Work to complete: Retype exactly the lines that run from the line with "Parse this screenshot: output" to the final line of the entries, keeping both ends and nothing else.

Task inputs:
-- begin --

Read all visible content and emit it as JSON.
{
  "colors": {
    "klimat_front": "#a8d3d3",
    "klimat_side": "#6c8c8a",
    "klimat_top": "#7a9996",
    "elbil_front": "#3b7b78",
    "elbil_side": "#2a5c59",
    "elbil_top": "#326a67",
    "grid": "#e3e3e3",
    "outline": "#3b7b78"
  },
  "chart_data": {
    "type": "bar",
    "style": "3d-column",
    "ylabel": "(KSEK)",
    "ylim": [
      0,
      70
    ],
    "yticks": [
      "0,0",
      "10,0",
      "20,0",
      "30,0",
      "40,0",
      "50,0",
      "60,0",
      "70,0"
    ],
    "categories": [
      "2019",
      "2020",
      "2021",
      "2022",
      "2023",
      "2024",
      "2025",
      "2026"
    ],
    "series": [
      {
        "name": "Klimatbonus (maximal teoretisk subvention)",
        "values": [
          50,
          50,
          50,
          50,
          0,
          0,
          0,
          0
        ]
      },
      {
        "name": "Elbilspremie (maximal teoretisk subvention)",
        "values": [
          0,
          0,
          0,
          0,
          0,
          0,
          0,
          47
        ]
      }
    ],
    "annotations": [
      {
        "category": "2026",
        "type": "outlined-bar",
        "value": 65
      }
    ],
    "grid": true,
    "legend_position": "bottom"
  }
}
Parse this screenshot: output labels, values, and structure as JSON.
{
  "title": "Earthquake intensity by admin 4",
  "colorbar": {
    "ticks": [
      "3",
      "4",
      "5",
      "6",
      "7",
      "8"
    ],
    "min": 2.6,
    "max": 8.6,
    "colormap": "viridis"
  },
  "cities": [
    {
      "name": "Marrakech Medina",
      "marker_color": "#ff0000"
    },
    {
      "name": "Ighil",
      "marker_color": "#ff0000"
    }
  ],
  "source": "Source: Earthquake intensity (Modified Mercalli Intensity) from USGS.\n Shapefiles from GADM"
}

-- end --

Answer:
Parse this screenshot: output labels, values, and structure as JSON.
{
  "title": "Earthquake intensity by admin 4",
  "colorbar": {
    "ticks": [
      "3",
      "4",
      "5",
      "6",
      "7",
      "8"
    ],
    "min": 2.6,
    "max": 8.6,
    "colormap": "viridis"
  },
  "cities": [
    {
      "name": "Marrakech Medina",
      "marker_color": "#ff0000"
    },
    {
      "name": "Ighil",
      "marker_color": "#ff0000"
    }
  ],
  "source": "Source: Earthquake intensity (Modified Mercalli Intensity) from USGS.\n Shapefiles from GADM"
}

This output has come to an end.